from transformers import AutoTokenizer, pipeline, logging
from tqdm import tqdm
#Path to model
#Here, a Llama-2-13b-chat quantized using GPTQ is used
model_path = "TheBloke_Llama-2-13B-chat-GPTQ_gptq-8bit-128g-actorder_True"
#Instantiate model
tokenizer = AutoTokenizer.from_pretrained(model_path, use_fast=True)
quant_cfg = BaseQuantizeConfig.from_pretrained(model_path)
model = AutoGPTQForCausalLM.from_quantized(model_dir,
use_safetensors=True,
device="cuda:0",
quantize_config=quant_cfg,
disable_exllama=True)
logging.set_verbosity(logging.CRITICAL)
#Instantiate a pipeline for text-generation task with some
#reasonable default parameters
pipe = pipeline("text-generation",
model=model,
tokenizer=tokenizer,
temperature=0.7,
repetition_penalty=1.15,
top_p=0.9,
max_new_tokens=2048,
top_k=20,
do_sample=True)
- Load and chunk the text to be translated
#Reads the contents of "book.txt" and splits it into chunks
with open("book.txt") as src:
book = src.read()

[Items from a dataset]
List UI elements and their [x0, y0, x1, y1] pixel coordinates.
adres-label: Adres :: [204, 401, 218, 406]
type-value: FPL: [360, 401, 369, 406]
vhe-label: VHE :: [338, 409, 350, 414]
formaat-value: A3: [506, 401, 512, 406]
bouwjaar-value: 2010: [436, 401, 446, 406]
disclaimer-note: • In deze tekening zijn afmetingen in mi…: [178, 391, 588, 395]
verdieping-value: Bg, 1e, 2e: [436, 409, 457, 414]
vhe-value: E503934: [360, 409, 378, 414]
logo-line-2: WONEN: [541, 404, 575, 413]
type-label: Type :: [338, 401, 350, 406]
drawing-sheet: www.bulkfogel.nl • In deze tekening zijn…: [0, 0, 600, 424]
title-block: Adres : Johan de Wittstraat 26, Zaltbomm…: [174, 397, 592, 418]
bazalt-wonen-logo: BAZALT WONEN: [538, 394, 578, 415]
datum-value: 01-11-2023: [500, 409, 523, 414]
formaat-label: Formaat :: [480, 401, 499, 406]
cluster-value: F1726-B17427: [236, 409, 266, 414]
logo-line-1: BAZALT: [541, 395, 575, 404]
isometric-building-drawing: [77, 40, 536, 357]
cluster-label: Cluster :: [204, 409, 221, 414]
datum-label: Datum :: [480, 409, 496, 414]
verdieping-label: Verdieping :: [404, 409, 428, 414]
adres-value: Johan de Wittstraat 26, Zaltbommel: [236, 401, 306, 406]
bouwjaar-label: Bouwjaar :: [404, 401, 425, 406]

- **Prompt 1**:
In the Llama-2 translation code, what temperature value is passed to the text-generation pipeline?
- **Prompt 2**:
Continue the Llama-2 translation code from its final line.

- **Answer section 1**:
0.7

- **Answer section 2**:
book_list = [i.strip() for i in book.split("\n") if len(i.strip()) != 0]
#Split the content of book into chunks while respecting paragraphs
def line_chunks(lines, chunk_limit):
chunks = []
chunk = []
chunk_len = 0
for line in lines:
if len(line) + chunk_len < chunk_limit:
chunk.append(line)
chunk_len += len(line)
else:
chunks.append(chunk)
chunk = [line]
chunk_len = len(line)
chunks.append(chunk)
return chunks
#Using chunk size of 4000 as Llama-2 uses approximately
#4 characters per token or ~1000 tokens
#This leaves plenty of space for the generated content as
#Llama-2 context window is 4096 tokens
chunk_size = 4000
#Chunk text and merge sub-chunks
book_chunks = line_chunks(book_list, chunk_size)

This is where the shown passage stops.